But maybe my modern mind has mal-developed to become fooled into believing that we are stronger than the forces of nature and that just because I  don't confront them every day, that somehow they cease to exist, or that they can be overcome by modern inventions, science and technology.

I clearly remember the reports, before the terrible Tsunami struck, that all the animals left the low ground for the high ground with the sort of collective intelligence that binds the natural world.

As a developer of managers and leaders, I have frequently asked myself whether, in fact, we have forgotten more than we know when it comes to harnessing the collective intelligence in other contexts.

Therefore, perhaps the really incredible thought is that, with human arrogance and dangerous naivity, I have been seduced into thinking that it is incredible.

It's a mega reminder that my experience and view of the world is only my perception - and as such, perhaps it is a timely reminder for me in some way.

I am planning to spend some time considering how to strengthen my loose connection with the world and personally speaking, in my happy, sunny garden, I am grateful for the reminder.

Friday, 16 April 2010

Where do you find your creative mo-jo?

Where you find your own creative mo-jo is an important question to answer - preferably before you realise that you have mislaid it!

I've really discovered the question out of the frustration of neglecting my own - I allowed it out of my sight and to slip from my grasp back in November and I haven't really been able to find it since. I have a hunch that it can happen to us all.

For various domestic, personal and professional pressures, choices and stories I tell myself,  I seem to have been existing on auto-pilot and that twilight zone of mechanical function, managing task, purposeful action and not much space has shrunk my spirit like a prune.

Thankfully, as a result of years on my very own Human Element bean-bag, I at least now know the difference (for me) between spiritually wizened prune and juicy fruit, between surviving and thriving and my own process of being fully alive - or just scraping by.  Thank goodness for that at least.

Otherwise - I might not discover the need to wake up and keep looking. I simply wouldn't know what I didn't know or what I was missing.

Of course, in my coaching endeavours, I can be a bit of a whizz (so they tell me) at helping other people to find theirs - but it's a more than a bit hypocritcal if my own insists on hiding behind the curtains.

I've spent a while crashing around looking for it, giving myself a good beating for being so stupid as to have lost it in the first place, and then got rather cross with "it" for not playing the game and being found.

[Part of a data file]
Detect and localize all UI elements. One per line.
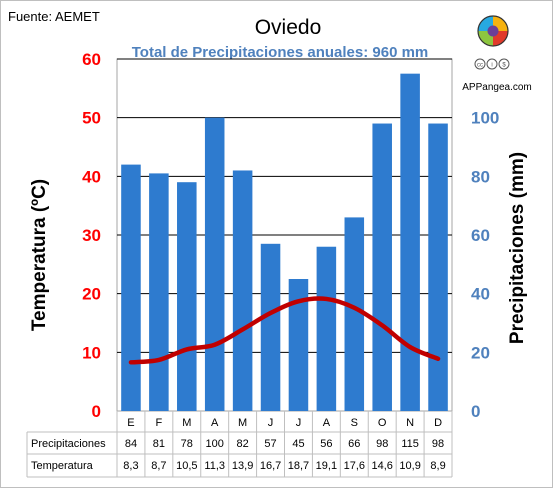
- precip-bar: [232, 170, 253, 411]
- month-label: A: [323, 417, 331, 429]
- logo-center: [487, 25, 499, 37]
- precip-bar: [121, 164, 141, 411]
- table-cell: 8,7: [151, 460, 166, 472]
- source-label: Fuente: AEMET: [8, 9, 100, 24]
- left-tick-label: 0: [92, 402, 101, 421]
- left-axis-title: Temperatura (ºC): [29, 179, 50, 331]
- table-cell: 19,1: [316, 460, 337, 472]
- chart-subtitle: Total de Precipitaciones anuales: 960 mm: [132, 44, 429, 61]
- precip-bar: [149, 173, 169, 411]
- month-label: E: [127, 417, 134, 429]
- creative-commons-icon: cc i $: [474, 58, 510, 70]
- data-table: Precipitaciones 84 81 78 100 82 57 45 56 66 98 115 9…: [26, 411, 453, 478]
- precip-bar: [177, 182, 197, 411]
- brand-label: APPangea.com: [462, 82, 532, 93]
- left-tick-label: 60: [82, 50, 101, 69]
- right-axis-title: Precipitaciones (mm): [507, 152, 528, 344]
- table-cell: 81: [153, 438, 165, 450]
- precip-bar: [260, 243, 281, 411]
- cc-cc-icon: [474, 58, 486, 70]
- table-cell: 18,7: [288, 460, 309, 472]
- table-cell: 45: [292, 438, 304, 450]
- right-tick-label: 100: [471, 109, 499, 128]
- table-cell: 115: [401, 438, 419, 450]
- cc-glyph: i: [491, 63, 492, 69]
- precip-bar: [400, 73, 420, 412]
- logo-ring: [477, 15, 509, 47]
- month-label: M: [238, 417, 247, 429]
- right-tick-label: 40: [471, 285, 490, 304]
- table-cell: 13,9: [232, 460, 253, 472]
- right-tick-label: 80: [471, 167, 490, 186]
- right-tick-label: 0: [471, 402, 480, 421]
- right-tick-label: 20: [471, 343, 490, 362]
- right-axis: 0 20 40 60 80 100: [471, 109, 499, 421]
- month-label: S: [351, 417, 358, 429]
- bar-series: [121, 73, 448, 412]
- precip-bar: [372, 123, 392, 412]
- table-cell: 10,5: [176, 460, 197, 472]
- left-tick-label: 10: [82, 343, 101, 362]
- table-cell: 56: [320, 438, 332, 450]
- table-cell: 84: [125, 438, 137, 450]
- right-tick-label: 60: [471, 226, 490, 245]
- month-label: M: [182, 417, 191, 429]
- table-cell: 17,6: [344, 460, 365, 472]
- table-cell: 100: [206, 438, 224, 450]
- left-tick-label: 40: [82, 167, 101, 186]
- left-tick-label: 20: [82, 285, 101, 304]
- month-label: N: [406, 417, 414, 429]
- left-tick-label: 30: [82, 226, 101, 245]
- precip-bar: [204, 117, 225, 412]
- table-cell: 8,3: [123, 460, 138, 472]
- table-row-name: Precipitaciones: [31, 438, 106, 450]
- table-cell: 10,9: [399, 460, 420, 472]
- left-tick-label: 50: [82, 109, 101, 128]
- table-cell: 8,9: [430, 460, 445, 472]
- month-label: F: [156, 417, 163, 429]
- month-label: J: [296, 417, 302, 429]
- table-cell: 11,3: [204, 460, 225, 472]
- table-cell: 66: [348, 438, 360, 450]
- temperature-series: [128, 296, 441, 365]
- table-cell: 98: [376, 438, 388, 450]
- table-cell: 78: [181, 438, 193, 450]
- cc-by-icon: [486, 58, 498, 70]
- temperature-line: [128, 296, 441, 365]
- table-cell: 14,6: [371, 460, 392, 472]
- month-label: A: [211, 417, 219, 429]
- table-row-name: Temperatura: [31, 460, 94, 472]
- precip-bar: [316, 246, 337, 411]
- cc-nc-icon: [498, 58, 510, 70]
- table-cell: 16,7: [260, 460, 281, 472]
- precip-bar: [344, 217, 365, 411]
- month-label: O: [378, 417, 387, 429]
- precip-bar: [288, 279, 309, 411]
- chart-title: Oviedo: [255, 16, 322, 39]
- table-cell: 57: [264, 438, 276, 450]
- gridlines: [117, 58, 452, 353]
- table-cell: 98: [432, 438, 444, 450]
- appangea-logo-icon: [477, 15, 509, 47]
- cc-glyph: $: [502, 63, 506, 69]
- month-label: D: [434, 417, 442, 429]
- table-cell: 82: [237, 438, 249, 450]
- left-axis: 0 10 20 30 40 50 60: [82, 50, 101, 421]
- cc-glyph: cc: [477, 63, 483, 69]
- precip-bar: [428, 123, 448, 412]
- month-label: J: [268, 417, 274, 429]
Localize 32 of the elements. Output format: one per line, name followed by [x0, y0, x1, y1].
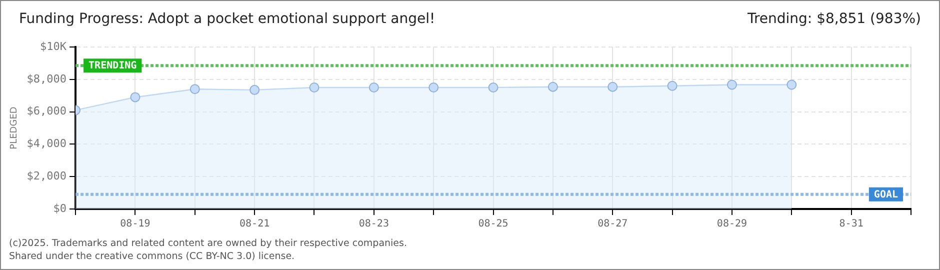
ref-line-label: TRENDING	[88, 60, 137, 72]
point	[190, 84, 200, 94]
chart-title: Funding Progress: Adopt a pocket emotional support angel!	[19, 11, 436, 27]
x-tick-label: 08-19	[120, 218, 150, 230]
x-tick-label: 08-27	[598, 218, 628, 230]
y-tick-label: $10K	[40, 40, 67, 53]
point	[786, 80, 797, 90]
x-tick-label: 08-25	[478, 218, 508, 230]
y-tick-label: $0	[53, 202, 67, 215]
text: (c)2025. Trademarks and related content are owned by their respective companies.	[9, 237, 407, 250]
x-tick-label: 08-21	[240, 218, 270, 230]
x-tick-label: 08-29	[716, 218, 748, 230]
point	[726, 80, 737, 90]
point	[608, 82, 618, 92]
text: Trending: $8,851 (983%)	[747, 11, 921, 27]
y-tick-label: $6,000	[26, 104, 67, 118]
y-axis-title: PLEDGED	[10, 106, 20, 150]
y-tick-label: $4,000	[26, 137, 67, 150]
y-tick-label: $8,000	[26, 72, 67, 86]
point	[368, 82, 379, 92]
y-tick-label: $2,000	[26, 169, 67, 182]
point	[667, 80, 678, 91]
text: Shared under the creative commons (CC BY-NC 3.0) license.	[9, 250, 296, 263]
ref-line-label: GOAL	[874, 190, 898, 201]
point	[309, 82, 320, 92]
point	[428, 82, 439, 92]
point	[250, 84, 260, 95]
x-tick-label: 8-31	[839, 218, 864, 230]
point	[488, 82, 498, 92]
point	[548, 82, 558, 92]
point	[130, 92, 140, 102]
x-tick-label: 08-23	[358, 218, 389, 230]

AIM OF THE EXERCISE: Can you condense the paragraph in the excerpt that begins "I've really discovered the question" into a short list that keeps its main facts?

TASK SOLUTION:
- The question arose from frustration at neglecting the writer's own creative mo-jo.
- It slipped out of sight and grasp back in November.
- It hasn't really been found since.
- The writer has a hunch this can happen to everyone.